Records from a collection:
━━━━━━━━━━━━━━━━━━━━
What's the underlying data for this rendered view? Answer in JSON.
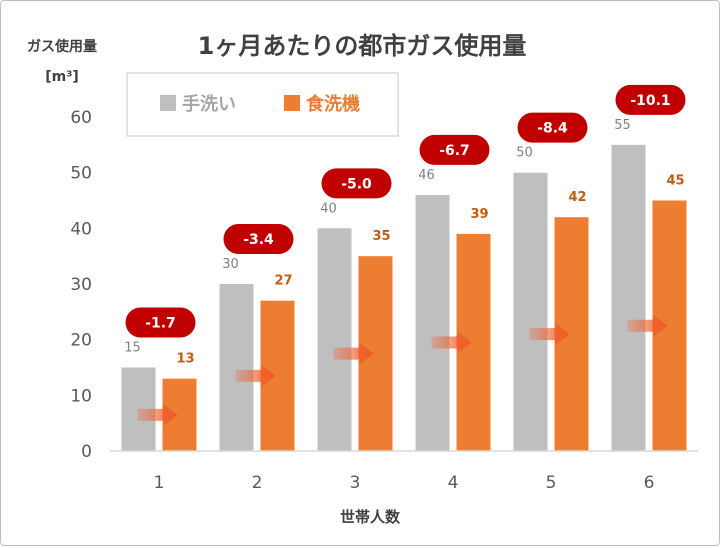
{
  "chart_data": {
    "type": "bar",
    "title": "1ヶ月あたりの都市ガス使用量",
    "ylabel": "ガス使用量",
    "yunit": "[m³]",
    "xlabel": "世帯人数",
    "categories": [
      "1",
      "2",
      "3",
      "4",
      "5",
      "6"
    ],
    "ylim": [
      0,
      60
    ],
    "yticks": [
      0,
      10,
      20,
      30,
      40,
      50,
      60
    ],
    "grid": false,
    "legend_position": "top-left",
    "series": [
      {
        "name": "手洗い",
        "values": [
          15,
          30,
          40,
          46,
          50,
          55
        ],
        "color": "#bfbfbf",
        "label_color": "#808080"
      },
      {
        "name": "食洗機",
        "values": [
          13,
          27,
          35,
          39,
          42,
          45
        ],
        "color": "#ed7d31",
        "label_color": "#c55a11"
      }
    ],
    "difference_labels": [
      "-1.7",
      "-3.4",
      "-5.0",
      "-6.7",
      "-8.4",
      "-10.1"
    ],
    "difference_badge_color": "#c00000",
    "arrow_color": "#f05a28"
  }
}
━━━━━━━━━━━━━━━━━━━━
EXERCISE TASK: Omit every picture while copying the listing above exactly.

ANSWER TO THE PROBLEM:
What's the underlying data for this rendered view? Answer in JSON.
{
  "chart_data": {
    "type": "bar",
    "title": "1ヶ月あたりの都市ガス使用量",
    "ylabel": "ガス使用量",
    "yunit": "[m³]",
    "xlabel": "世帯人数",
    "categories": [
      "1",
      "2",
      "3",
      "4",
      "5",
      "6"
    ],
    "ylim": [
      0,
      60
    ],
    "yticks": [
      0,
      10,
      20,
      30,
      40,
      50,
      60
    ],
    "grid": false,
    "legend_position": "top-left",
    "series": [
      {
        "name": "手洗い",
        "values": [
          15,
          30,
          40,
          46,
          50,
          55
        ],
        "color": "#bfbfbf",
        "label_color": "#808080"
      },
      {
        "name": "食洗機",
        "values": [
          13,
          27,
          35,
          39,
          42,
          45
        ],
        "color": "#ed7d31",
        "label_color": "#c55a11"
      }
    ],
    "difference_labels": [
      "-1.7",
      "-3.4",
      "-5.0",
      "-6.7",
      "-8.4",
      "-10.1"
    ],
    "difference_badge_color": "#c00000",
    "arrow_color": "#f05a28"
  }
}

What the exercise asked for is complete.